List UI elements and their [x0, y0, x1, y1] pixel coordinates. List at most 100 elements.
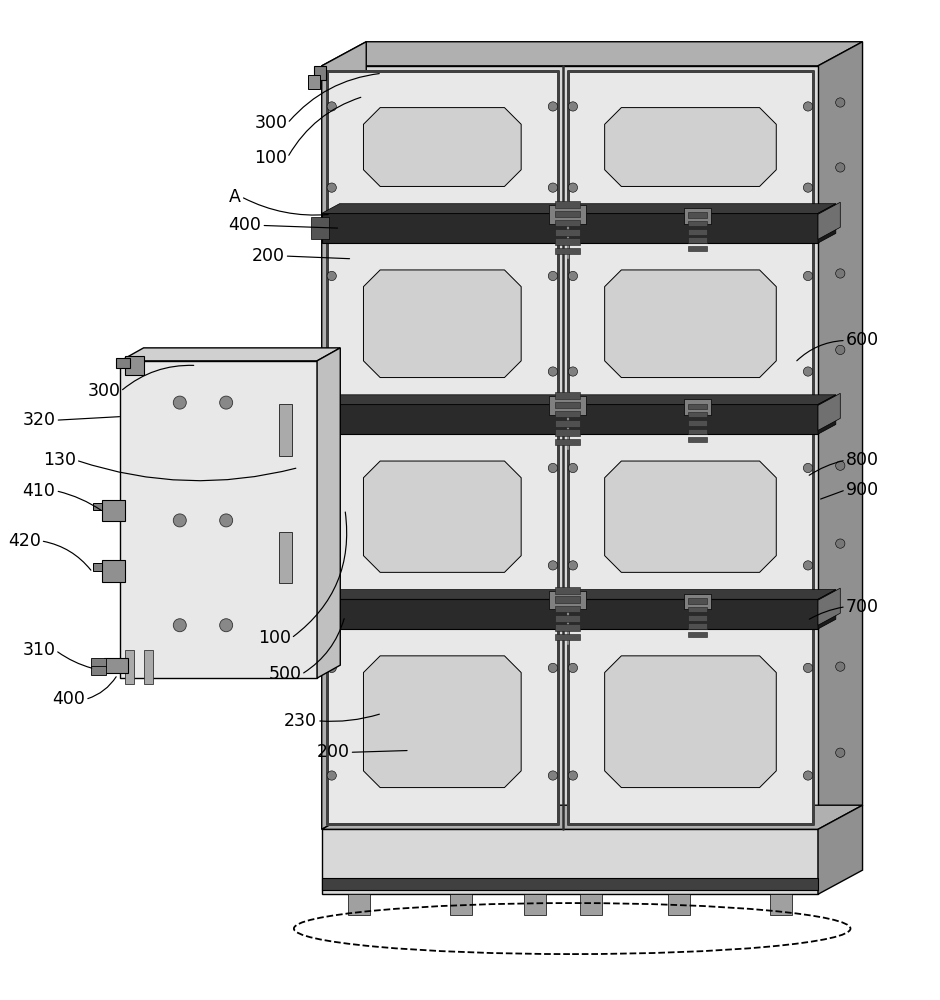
Bar — [279, 532, 292, 583]
Text: 130: 130 — [43, 451, 76, 469]
Circle shape — [327, 663, 337, 673]
Circle shape — [804, 271, 813, 281]
Circle shape — [569, 367, 577, 376]
Polygon shape — [604, 656, 776, 788]
Polygon shape — [321, 878, 818, 890]
Polygon shape — [364, 656, 521, 788]
Circle shape — [569, 183, 577, 192]
Polygon shape — [604, 108, 776, 186]
Circle shape — [836, 98, 845, 107]
Text: 600: 600 — [846, 331, 879, 349]
Polygon shape — [102, 560, 125, 582]
Text: 230: 230 — [284, 712, 317, 730]
Text: 100: 100 — [258, 629, 291, 647]
Polygon shape — [667, 894, 690, 915]
Circle shape — [548, 183, 557, 192]
Polygon shape — [818, 805, 863, 894]
Polygon shape — [321, 599, 818, 629]
Polygon shape — [688, 632, 707, 637]
Bar — [125, 650, 134, 684]
Polygon shape — [683, 208, 712, 224]
Polygon shape — [120, 361, 317, 678]
Circle shape — [836, 748, 845, 757]
Circle shape — [327, 463, 337, 473]
Polygon shape — [688, 246, 707, 251]
Circle shape — [327, 271, 337, 281]
Circle shape — [836, 461, 845, 470]
Polygon shape — [604, 270, 776, 378]
Polygon shape — [125, 356, 144, 375]
Circle shape — [569, 463, 577, 473]
Polygon shape — [91, 666, 105, 675]
Polygon shape — [364, 270, 521, 378]
Polygon shape — [310, 603, 329, 625]
Text: 420: 420 — [8, 532, 40, 550]
Polygon shape — [556, 624, 580, 631]
Polygon shape — [556, 420, 580, 427]
Polygon shape — [556, 211, 580, 217]
Polygon shape — [321, 213, 818, 243]
Text: 300: 300 — [255, 114, 288, 132]
Circle shape — [836, 269, 845, 278]
Polygon shape — [321, 829, 818, 894]
Polygon shape — [818, 395, 836, 434]
Polygon shape — [556, 429, 580, 436]
Circle shape — [327, 561, 337, 570]
Polygon shape — [556, 439, 580, 445]
Text: A: A — [229, 188, 241, 206]
Polygon shape — [556, 229, 580, 236]
Circle shape — [836, 539, 845, 548]
Polygon shape — [348, 894, 370, 915]
Polygon shape — [568, 71, 813, 223]
Polygon shape — [688, 237, 707, 243]
Circle shape — [804, 367, 813, 376]
Polygon shape — [556, 411, 580, 417]
Polygon shape — [321, 42, 863, 66]
Circle shape — [548, 367, 557, 376]
Circle shape — [569, 663, 577, 673]
Polygon shape — [321, 590, 836, 599]
Polygon shape — [556, 402, 580, 408]
Circle shape — [327, 102, 337, 111]
Polygon shape — [770, 894, 792, 915]
Polygon shape — [688, 437, 707, 442]
Circle shape — [804, 561, 813, 570]
Circle shape — [220, 514, 233, 527]
Polygon shape — [327, 233, 558, 414]
Polygon shape — [688, 607, 707, 612]
Text: 400: 400 — [228, 216, 261, 234]
Polygon shape — [688, 420, 707, 426]
Polygon shape — [688, 229, 707, 235]
Text: 400: 400 — [53, 690, 86, 708]
Circle shape — [173, 619, 186, 632]
Polygon shape — [549, 205, 587, 224]
Circle shape — [836, 345, 845, 355]
Circle shape — [804, 463, 813, 473]
Polygon shape — [556, 220, 580, 226]
Polygon shape — [688, 404, 707, 409]
Circle shape — [569, 271, 577, 281]
Bar — [279, 404, 292, 456]
Polygon shape — [568, 619, 813, 824]
Circle shape — [327, 183, 337, 192]
Polygon shape — [818, 204, 836, 243]
Text: 310: 310 — [23, 641, 55, 659]
Circle shape — [548, 271, 557, 281]
Polygon shape — [688, 221, 707, 226]
Circle shape — [836, 662, 845, 671]
Polygon shape — [580, 894, 602, 915]
Text: 200: 200 — [252, 247, 285, 265]
Polygon shape — [103, 658, 128, 673]
Text: 300: 300 — [87, 382, 120, 400]
Circle shape — [804, 102, 813, 111]
Polygon shape — [556, 587, 580, 594]
Text: 100: 100 — [255, 149, 288, 167]
Polygon shape — [568, 233, 813, 414]
Circle shape — [548, 561, 557, 570]
Polygon shape — [688, 429, 707, 434]
Bar — [144, 650, 153, 684]
Polygon shape — [688, 212, 707, 218]
Polygon shape — [327, 424, 558, 609]
Polygon shape — [818, 42, 863, 829]
Polygon shape — [818, 393, 840, 430]
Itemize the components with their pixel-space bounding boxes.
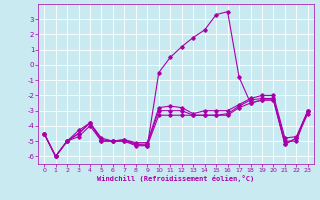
X-axis label: Windchill (Refroidissement éolien,°C): Windchill (Refroidissement éolien,°C) — [97, 175, 255, 182]
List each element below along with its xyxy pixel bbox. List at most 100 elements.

________________________

■ The problem ■
Turn all of the material above into a numbered list, one line per item, with blank lines omitted. Omit the pictures.

■ The output ■
1. List UI elements and their [x0, y0, x1, y1] pixel coordinates. List at most 100 elements.
2. Bar — [279, 532, 292, 583]
3. Text: 130: 130 — [43, 451, 76, 469]
4. Circle shape — [327, 663, 337, 673]
5. Circle shape — [804, 271, 813, 281]
6. Circle shape — [569, 367, 577, 376]
7. Polygon shape — [604, 656, 776, 788]
8. Polygon shape — [321, 878, 818, 890]
9. Polygon shape — [364, 656, 521, 788]
10. Circle shape — [569, 183, 577, 192]
11. Polygon shape — [604, 108, 776, 186]
12. Circle shape — [836, 98, 845, 107]
13. Text: 600: 600 — [846, 331, 879, 349]
14. Polygon shape — [102, 560, 125, 582]
15. Text: 230: 230 — [284, 712, 317, 730]
16. Text: 100: 100 — [258, 629, 291, 647]
17. Polygon shape — [667, 894, 690, 915]
18. Circle shape — [548, 183, 557, 192]
19. Polygon shape — [818, 805, 863, 894]
20. Polygon shape — [321, 599, 818, 629]
21. Polygon shape — [688, 632, 707, 637]
22. Bar — [125, 650, 134, 684]
23. Polygon shape — [683, 208, 712, 224]
24. Polygon shape — [120, 361, 317, 678]
25. Circle shape — [836, 748, 845, 757]
26. Circle shape — [327, 463, 337, 473]
27. Polygon shape — [688, 246, 707, 251]
28. Circle shape — [327, 271, 337, 281]
29. Circle shape — [836, 461, 845, 470]
30. Polygon shape — [604, 270, 776, 378]
31. Polygon shape — [125, 356, 144, 375]
32. Circle shape — [569, 463, 577, 473]
33. Polygon shape — [91, 666, 105, 675]
34. Polygon shape — [364, 270, 521, 378]
35. Polygon shape — [310, 603, 329, 625]
36. Text: 420: 420 — [8, 532, 40, 550]
37. Polygon shape — [556, 624, 580, 631]
38. Polygon shape — [556, 420, 580, 427]
39. Polygon shape — [556, 211, 580, 217]
40. Polygon shape — [321, 213, 818, 243]
41. Text: 300: 300 — [255, 114, 288, 132]
42. Circle shape — [836, 269, 845, 278]
43. Polygon shape — [321, 829, 818, 894]
44. Polygon shape — [818, 395, 836, 434]
45. Polygon shape — [556, 429, 580, 436]
46. Circle shape — [327, 561, 337, 570]
47. Polygon shape — [556, 439, 580, 445]
48. Text: A: A — [229, 188, 241, 206]
49. Polygon shape — [556, 229, 580, 236]
50. Circle shape — [836, 539, 845, 548]
51. Polygon shape — [348, 894, 370, 915]
52. Polygon shape — [568, 71, 813, 223]
53. Polygon shape — [688, 237, 707, 243]
54. Circle shape — [804, 367, 813, 376]
55. Polygon shape — [556, 411, 580, 417]
56. Polygon shape — [321, 42, 863, 66]
57. Circle shape — [548, 367, 557, 376]
58. Circle shape — [569, 663, 577, 673]
59. Polygon shape — [321, 590, 836, 599]
60. Polygon shape — [556, 402, 580, 408]
61. Circle shape — [327, 102, 337, 111]
62. Polygon shape — [770, 894, 792, 915]
63. Polygon shape — [688, 437, 707, 442]
64. Circle shape — [804, 561, 813, 570]
65. Circle shape — [220, 514, 233, 527]
66. Polygon shape — [327, 233, 558, 414]
67. Polygon shape — [688, 607, 707, 612]
68. Text: 400: 400 — [228, 216, 261, 234]
69. Polygon shape — [688, 420, 707, 426]
70. Polygon shape — [688, 229, 707, 235]
71. Text: 400: 400 — [53, 690, 86, 708]
72. Circle shape — [173, 619, 186, 632]
73. Polygon shape — [549, 205, 587, 224]
74. Circle shape — [836, 345, 845, 355]
75. Circle shape — [804, 463, 813, 473]
76. Polygon shape — [556, 220, 580, 226]
77. Polygon shape — [688, 404, 707, 409]
78. Circle shape — [569, 271, 577, 281]
79. Bar — [279, 404, 292, 456]
80. Polygon shape — [568, 619, 813, 824]
81. Circle shape — [327, 183, 337, 192]
82. Polygon shape — [818, 204, 836, 243]
83. Text: 310: 310 — [23, 641, 55, 659]
84. Circle shape — [548, 271, 557, 281]
85. Polygon shape — [688, 221, 707, 226]
86. Circle shape — [836, 662, 845, 671]
87. Polygon shape — [580, 894, 602, 915]
88. Text: 200: 200 — [252, 247, 285, 265]
89. Polygon shape — [103, 658, 128, 673]
90. Text: 300: 300 — [87, 382, 120, 400]
91. Circle shape — [804, 102, 813, 111]
92. Polygon shape — [556, 587, 580, 594]
93. Text: 100: 100 — [255, 149, 288, 167]
94. Polygon shape — [568, 233, 813, 414]
95. Circle shape — [548, 561, 557, 570]
96. Polygon shape — [688, 429, 707, 434]
97. Bar — [144, 650, 153, 684]
98. Polygon shape — [688, 212, 707, 218]
99. Polygon shape — [327, 424, 558, 609]
100. Polygon shape — [818, 42, 863, 829]
101. Polygon shape — [818, 393, 840, 430]
102. Itemize the components with their pixel-space bounding boxes.
103. X-axis label: Windchill (Refroidissement éolien,°C): Windchill (Refroidissement éolien,°C) — [97, 175, 255, 182]
104. List each element below along with its xyxy pixel bbox. List at most 100 elements.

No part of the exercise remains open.